# start of DATASET CONTENT
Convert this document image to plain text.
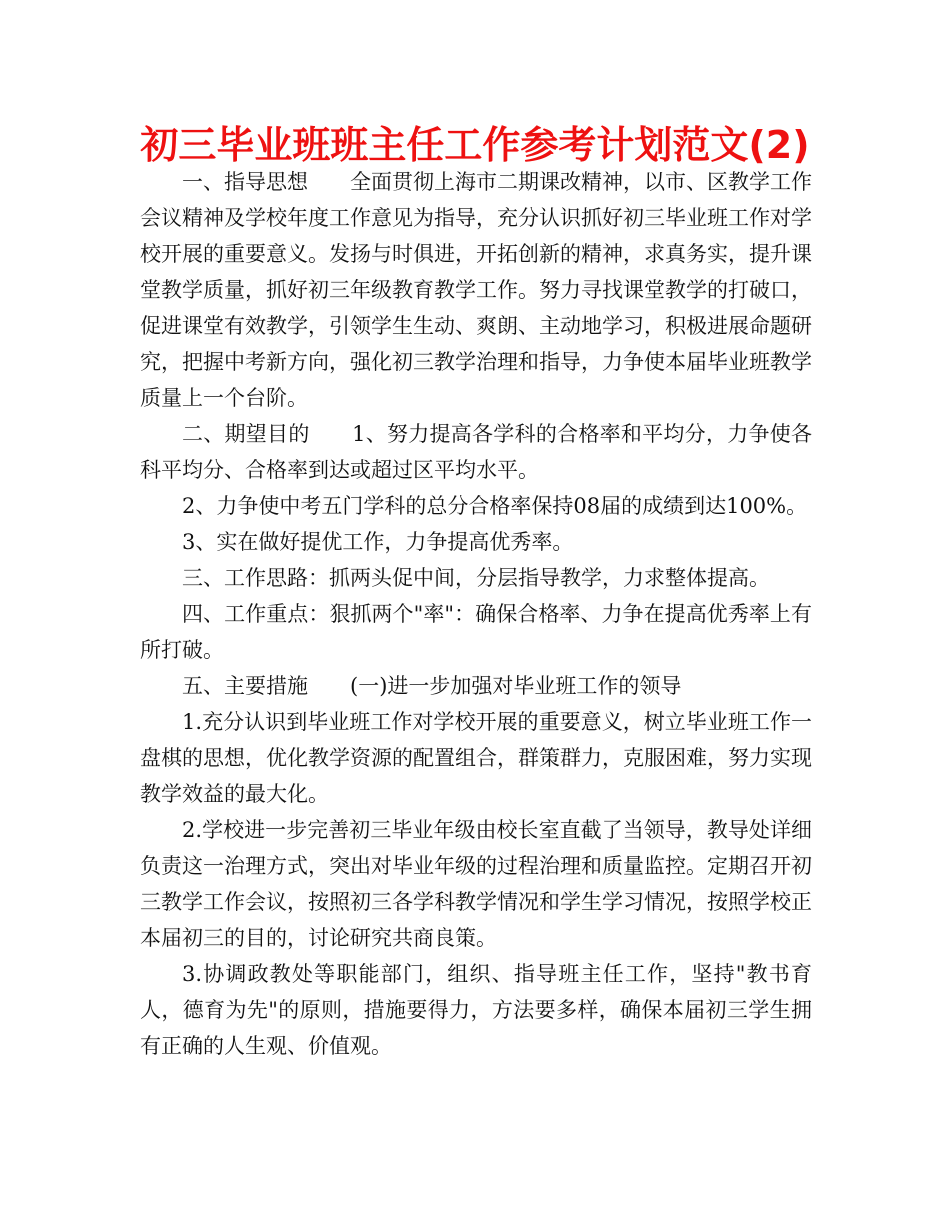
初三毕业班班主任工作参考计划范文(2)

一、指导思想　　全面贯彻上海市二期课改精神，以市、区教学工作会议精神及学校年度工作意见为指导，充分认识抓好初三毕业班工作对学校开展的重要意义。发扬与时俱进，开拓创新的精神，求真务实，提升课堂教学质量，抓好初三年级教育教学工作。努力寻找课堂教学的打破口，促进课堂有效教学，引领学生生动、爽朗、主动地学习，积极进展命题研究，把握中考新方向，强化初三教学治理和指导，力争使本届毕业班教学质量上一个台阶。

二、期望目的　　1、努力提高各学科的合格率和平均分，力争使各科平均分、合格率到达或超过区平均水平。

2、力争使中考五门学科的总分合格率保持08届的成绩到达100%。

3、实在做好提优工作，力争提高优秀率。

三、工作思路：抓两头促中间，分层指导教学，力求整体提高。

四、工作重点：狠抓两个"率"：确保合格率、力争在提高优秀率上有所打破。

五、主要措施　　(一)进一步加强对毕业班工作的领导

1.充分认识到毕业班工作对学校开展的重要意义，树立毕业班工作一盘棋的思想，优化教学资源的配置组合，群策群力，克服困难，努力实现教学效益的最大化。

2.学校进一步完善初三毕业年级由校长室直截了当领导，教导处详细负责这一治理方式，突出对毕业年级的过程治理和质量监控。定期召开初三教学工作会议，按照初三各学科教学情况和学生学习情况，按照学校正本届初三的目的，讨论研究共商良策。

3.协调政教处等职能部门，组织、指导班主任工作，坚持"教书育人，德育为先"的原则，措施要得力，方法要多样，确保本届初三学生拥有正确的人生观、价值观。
# end of DATASET CONTENT
● **WHAT TO WORK ON**
The records above should be reproduced exactly, with no pictures included.

● **PROBLEM SOLUTION**
Convert this document image to plain text.
初三毕业班班主任工作参考计划范文(2)

一、指导思想　　全面贯彻上海市二期课改精神，以市、区教学工作会议精神及学校年度工作意见为指导，充分认识抓好初三毕业班工作对学校开展的重要意义。发扬与时俱进，开拓创新的精神，求真务实，提升课堂教学质量，抓好初三年级教育教学工作。努力寻找课堂教学的打破口，促进课堂有效教学，引领学生生动、爽朗、主动地学习，积极进展命题研究，把握中考新方向，强化初三教学治理和指导，力争使本届毕业班教学质量上一个台阶。

二、期望目的　　1、努力提高各学科的合格率和平均分，力争使各科平均分、合格率到达或超过区平均水平。

2、力争使中考五门学科的总分合格率保持08届的成绩到达100%。

3、实在做好提优工作，力争提高优秀率。

三、工作思路：抓两头促中间，分层指导教学，力求整体提高。

四、工作重点：狠抓两个"率"：确保合格率、力争在提高优秀率上有所打破。

五、主要措施　　(一)进一步加强对毕业班工作的领导

1.充分认识到毕业班工作对学校开展的重要意义，树立毕业班工作一盘棋的思想，优化教学资源的配置组合，群策群力，克服困难，努力实现教学效益的最大化。

2.学校进一步完善初三毕业年级由校长室直截了当领导，教导处详细负责这一治理方式，突出对毕业年级的过程治理和质量监控。定期召开初三教学工作会议，按照初三各学科教学情况和学生学习情况，按照学校正本届初三的目的，讨论研究共商良策。

3.协调政教处等职能部门，组织、指导班主任工作，坚持"教书育人，德育为先"的原则，措施要得力，方法要多样，确保本届初三学生拥有正确的人生观、价值观。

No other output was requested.